__WHAT YOU WILL DO__:
The entries below should be transcribed in their entirety, exactly as written.

__Recorded data__:
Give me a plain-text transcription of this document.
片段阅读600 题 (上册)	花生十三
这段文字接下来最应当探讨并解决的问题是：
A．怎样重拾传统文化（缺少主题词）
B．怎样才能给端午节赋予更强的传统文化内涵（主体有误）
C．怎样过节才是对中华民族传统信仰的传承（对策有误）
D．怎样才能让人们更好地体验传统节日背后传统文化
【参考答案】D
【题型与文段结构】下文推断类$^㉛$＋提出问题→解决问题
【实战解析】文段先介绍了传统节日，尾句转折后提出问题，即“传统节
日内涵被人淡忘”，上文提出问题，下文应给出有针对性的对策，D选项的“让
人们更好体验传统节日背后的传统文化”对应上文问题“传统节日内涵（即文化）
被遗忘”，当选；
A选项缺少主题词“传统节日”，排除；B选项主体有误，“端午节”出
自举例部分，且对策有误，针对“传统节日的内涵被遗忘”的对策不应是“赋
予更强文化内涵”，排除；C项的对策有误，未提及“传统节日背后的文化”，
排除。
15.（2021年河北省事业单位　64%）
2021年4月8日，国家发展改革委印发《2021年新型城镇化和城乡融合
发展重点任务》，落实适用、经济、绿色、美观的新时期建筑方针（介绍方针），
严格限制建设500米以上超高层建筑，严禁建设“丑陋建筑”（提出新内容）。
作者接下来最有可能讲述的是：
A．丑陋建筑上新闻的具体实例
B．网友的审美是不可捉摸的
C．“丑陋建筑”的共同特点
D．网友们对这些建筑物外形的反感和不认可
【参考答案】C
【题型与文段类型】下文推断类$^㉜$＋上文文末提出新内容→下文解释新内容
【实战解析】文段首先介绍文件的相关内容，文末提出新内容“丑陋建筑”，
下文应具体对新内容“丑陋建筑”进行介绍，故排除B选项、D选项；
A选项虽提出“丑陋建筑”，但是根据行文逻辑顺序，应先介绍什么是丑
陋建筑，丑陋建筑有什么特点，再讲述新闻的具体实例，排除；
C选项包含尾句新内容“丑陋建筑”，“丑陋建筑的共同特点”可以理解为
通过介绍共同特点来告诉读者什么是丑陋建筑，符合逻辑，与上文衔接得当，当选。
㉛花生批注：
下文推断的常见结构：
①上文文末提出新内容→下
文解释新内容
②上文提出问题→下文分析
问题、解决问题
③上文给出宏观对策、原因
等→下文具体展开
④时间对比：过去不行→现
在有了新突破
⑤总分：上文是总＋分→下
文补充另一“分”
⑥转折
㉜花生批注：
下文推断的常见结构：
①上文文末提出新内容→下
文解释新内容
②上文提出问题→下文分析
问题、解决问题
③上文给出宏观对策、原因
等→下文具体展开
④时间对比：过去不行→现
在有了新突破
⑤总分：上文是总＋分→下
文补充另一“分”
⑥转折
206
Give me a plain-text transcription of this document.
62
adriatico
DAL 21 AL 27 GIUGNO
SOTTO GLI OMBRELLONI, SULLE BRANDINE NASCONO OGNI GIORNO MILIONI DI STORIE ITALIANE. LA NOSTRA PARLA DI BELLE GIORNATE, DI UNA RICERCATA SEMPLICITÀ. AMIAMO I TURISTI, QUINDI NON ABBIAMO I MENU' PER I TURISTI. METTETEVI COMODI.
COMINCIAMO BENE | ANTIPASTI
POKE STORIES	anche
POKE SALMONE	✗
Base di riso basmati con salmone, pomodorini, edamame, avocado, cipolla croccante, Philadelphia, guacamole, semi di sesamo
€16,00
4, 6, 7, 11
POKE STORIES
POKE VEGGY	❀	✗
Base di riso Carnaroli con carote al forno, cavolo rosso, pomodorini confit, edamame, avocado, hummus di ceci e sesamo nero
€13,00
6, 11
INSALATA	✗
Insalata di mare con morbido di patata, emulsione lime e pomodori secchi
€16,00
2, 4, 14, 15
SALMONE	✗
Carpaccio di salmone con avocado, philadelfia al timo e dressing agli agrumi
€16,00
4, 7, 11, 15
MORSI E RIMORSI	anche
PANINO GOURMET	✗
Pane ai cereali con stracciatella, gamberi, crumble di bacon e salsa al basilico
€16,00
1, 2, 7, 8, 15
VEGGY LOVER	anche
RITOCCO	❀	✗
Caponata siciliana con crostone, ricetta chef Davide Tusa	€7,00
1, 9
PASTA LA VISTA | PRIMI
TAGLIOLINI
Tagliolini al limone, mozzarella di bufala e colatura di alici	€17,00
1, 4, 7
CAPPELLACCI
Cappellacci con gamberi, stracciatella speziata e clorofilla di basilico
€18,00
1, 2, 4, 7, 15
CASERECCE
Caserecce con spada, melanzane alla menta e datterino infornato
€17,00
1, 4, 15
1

__TASK ANSWER__:
Give me a plain-text transcription of this document.
片段阅读600 题 (上册)	花生十三
这段文字接下来最应当探讨并解决的问题是：
A．怎样重拾传统文化（缺少主题词）
B．怎样才能给端午节赋予更强的传统文化内涵（主体有误）
C．怎样过节才是对中华民族传统信仰的传承（对策有误）
D．怎样才能让人们更好地体验传统节日背后传统文化
【参考答案】D
【题型与文段结构】下文推断类$^㉛$＋提出问题→解决问题
【实战解析】文段先介绍了传统节日，尾句转折后提出问题，即“传统节
日内涵被人淡忘”，上文提出问题，下文应给出有针对性的对策，D选项的“让
人们更好体验传统节日背后的传统文化”对应上文问题“传统节日内涵（即文化）
被遗忘”，当选；
A选项缺少主题词“传统节日”，排除；B选项主体有误，“端午节”出
自举例部分，且对策有误，针对“传统节日的内涵被遗忘”的对策不应是“赋
予更强文化内涵”，排除；C项的对策有误，未提及“传统节日背后的文化”，
排除。
15.（2021年河北省事业单位　64%）
2021年4月8日，国家发展改革委印发《2021年新型城镇化和城乡融合
发展重点任务》，落实适用、经济、绿色、美观的新时期建筑方针（介绍方针），
严格限制建设500米以上超高层建筑，严禁建设“丑陋建筑”（提出新内容）。
作者接下来最有可能讲述的是：
A．丑陋建筑上新闻的具体实例
B．网友的审美是不可捉摸的
C．“丑陋建筑”的共同特点
D．网友们对这些建筑物外形的反感和不认可
【参考答案】C
【题型与文段类型】下文推断类$^㉜$＋上文文末提出新内容→下文解释新内容
【实战解析】文段首先介绍文件的相关内容，文末提出新内容“丑陋建筑”，
下文应具体对新内容“丑陋建筑”进行介绍，故排除B选项、D选项；
A选项虽提出“丑陋建筑”，但是根据行文逻辑顺序，应先介绍什么是丑
陋建筑，丑陋建筑有什么特点，再讲述新闻的具体实例，排除；
C选项包含尾句新内容“丑陋建筑”，“丑陋建筑的共同特点”可以理解为
通过介绍共同特点来告诉读者什么是丑陋建筑，符合逻辑，与上文衔接得当，当选。
㉛花生批注：
下文推断的常见结构：
①上文文末提出新内容→下
文解释新内容
②上文提出问题→下文分析
问题、解决问题
③上文给出宏观对策、原因
等→下文具体展开
④时间对比：过去不行→现
在有了新突破
⑤总分：上文是总＋分→下
文补充另一“分”
⑥转折
㉜花生批注：
下文推断的常见结构：
①上文文末提出新内容→下
文解释新内容
②上文提出问题→下文分析
问题、解决问题
③上文给出宏观对策、原因
等→下文具体展开
④时间对比：过去不行→现
在有了新突破
⑤总分：上文是总＋分→下
文补充另一“分”
⑥转折
206
Give me a plain-text transcription of this document.
62
adriatico
DAL 21 AL 27 GIUGNO
SOTTO GLI OMBRELLONI, SULLE BRANDINE NASCONO OGNI GIORNO MILIONI DI STORIE ITALIANE. LA NOSTRA PARLA DI BELLE GIORNATE, DI UNA RICERCATA SEMPLICITÀ. AMIAMO I TURISTI, QUINDI NON ABBIAMO I MENU' PER I TURISTI. METTETEVI COMODI.
COMINCIAMO BENE | ANTIPASTI
POKE STORIES	anche
POKE SALMONE	✗
Base di riso basmati con salmone, pomodorini, edamame, avocado, cipolla croccante, Philadelphia, guacamole, semi di sesamo
€16,00
4, 6, 7, 11
POKE STORIES
POKE VEGGY	❀	✗
Base di riso Carnaroli con carote al forno, cavolo rosso, pomodorini confit, edamame, avocado, hummus di ceci e sesamo nero
€13,00
6, 11
INSALATA	✗
Insalata di mare con morbido di patata, emulsione lime e pomodori secchi
€16,00
2, 4, 14, 15
SALMONE	✗
Carpaccio di salmone con avocado, philadelfia al timo e dressing agli agrumi
€16,00
4, 7, 11, 15
MORSI E RIMORSI	anche
PANINO GOURMET	✗
Pane ai cereali con stracciatella, gamberi, crumble di bacon e salsa al basilico
€16,00
1, 2, 7, 8, 15
VEGGY LOVER	anche
RITOCCO	❀	✗
Caponata siciliana con crostone, ricetta chef Davide Tusa	€7,00
1, 9
PASTA LA VISTA | PRIMI
TAGLIOLINI
Tagliolini al limone, mozzarella di bufala e colatura di alici	€17,00
1, 4, 7
CAPPELLACCI
Cappellacci con gamberi, stracciatella speziata e clorofilla di basilico
€18,00
1, 2, 4, 7, 15
CASERECCE
Caserecce con spada, melanzane alla menta e datterino infornato
€17,00
1, 4, 15
1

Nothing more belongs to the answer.